> **Task description**:
Output the full listing below exactly, without the pictures.

> **Listed entries**:
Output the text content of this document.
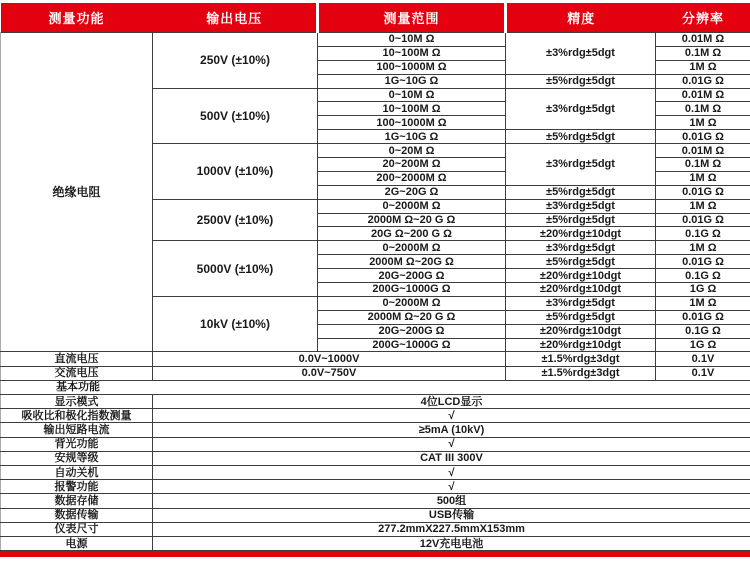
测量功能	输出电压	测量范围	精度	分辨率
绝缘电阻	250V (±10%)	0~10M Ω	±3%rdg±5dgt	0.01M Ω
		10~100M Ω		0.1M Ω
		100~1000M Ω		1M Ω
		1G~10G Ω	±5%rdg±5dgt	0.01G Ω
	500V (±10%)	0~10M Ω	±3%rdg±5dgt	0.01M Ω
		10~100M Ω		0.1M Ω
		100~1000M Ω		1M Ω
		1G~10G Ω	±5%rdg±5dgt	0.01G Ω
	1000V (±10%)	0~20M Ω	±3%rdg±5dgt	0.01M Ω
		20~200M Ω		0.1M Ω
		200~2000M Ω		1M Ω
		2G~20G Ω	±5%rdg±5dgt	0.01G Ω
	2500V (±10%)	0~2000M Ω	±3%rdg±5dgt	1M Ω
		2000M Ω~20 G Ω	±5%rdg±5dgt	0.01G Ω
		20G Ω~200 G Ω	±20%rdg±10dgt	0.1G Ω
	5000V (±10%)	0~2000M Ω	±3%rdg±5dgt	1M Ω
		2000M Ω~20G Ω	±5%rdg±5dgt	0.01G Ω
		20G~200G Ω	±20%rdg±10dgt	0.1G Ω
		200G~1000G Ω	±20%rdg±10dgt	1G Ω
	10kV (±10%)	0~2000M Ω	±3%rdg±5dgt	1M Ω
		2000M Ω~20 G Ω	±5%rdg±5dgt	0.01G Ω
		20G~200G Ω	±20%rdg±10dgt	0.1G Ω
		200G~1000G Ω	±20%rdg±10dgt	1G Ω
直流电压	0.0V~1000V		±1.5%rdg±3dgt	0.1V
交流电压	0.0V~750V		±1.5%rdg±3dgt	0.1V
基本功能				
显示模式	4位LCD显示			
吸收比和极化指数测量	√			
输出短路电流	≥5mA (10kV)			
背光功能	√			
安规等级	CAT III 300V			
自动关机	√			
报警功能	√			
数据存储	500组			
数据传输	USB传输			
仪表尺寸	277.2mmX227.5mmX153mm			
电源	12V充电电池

> **Solution for this task**:
Output the text content of this document.
测量功能	输出电压	测量范围	精度	分辨率
绝缘电阻	250V (±10%)	0~10M Ω	±3%rdg±5dgt	0.01M Ω
		10~100M Ω		0.1M Ω
		100~1000M Ω		1M Ω
		1G~10G Ω	±5%rdg±5dgt	0.01G Ω
	500V (±10%)	0~10M Ω	±3%rdg±5dgt	0.01M Ω
		10~100M Ω		0.1M Ω
		100~1000M Ω		1M Ω
		1G~10G Ω	±5%rdg±5dgt	0.01G Ω
	1000V (±10%)	0~20M Ω	±3%rdg±5dgt	0.01M Ω
		20~200M Ω		0.1M Ω
		200~2000M Ω		1M Ω
		2G~20G Ω	±5%rdg±5dgt	0.01G Ω
	2500V (±10%)	0~2000M Ω	±3%rdg±5dgt	1M Ω
		2000M Ω~20 G Ω	±5%rdg±5dgt	0.01G Ω
		20G Ω~200 G Ω	±20%rdg±10dgt	0.1G Ω
	5000V (±10%)	0~2000M Ω	±3%rdg±5dgt	1M Ω
		2000M Ω~20G Ω	±5%rdg±5dgt	0.01G Ω
		20G~200G Ω	±20%rdg±10dgt	0.1G Ω
		200G~1000G Ω	±20%rdg±10dgt	1G Ω
	10kV (±10%)	0~2000M Ω	±3%rdg±5dgt	1M Ω
		2000M Ω~20 G Ω	±5%rdg±5dgt	0.01G Ω
		20G~200G Ω	±20%rdg±10dgt	0.1G Ω
		200G~1000G Ω	±20%rdg±10dgt	1G Ω
直流电压	0.0V~1000V		±1.5%rdg±3dgt	0.1V
交流电压	0.0V~750V		±1.5%rdg±3dgt	0.1V
基本功能				
显示模式	4位LCD显示			
吸收比和极化指数测量	√			
输出短路电流	≥5mA (10kV)			
背光功能	√			
安规等级	CAT III 300V			
自动关机	√			
报警功能	√			
数据存储	500组			
数据传输	USB传输			
仪表尺寸	277.2mmX227.5mmX153mm			
电源	12V充电电池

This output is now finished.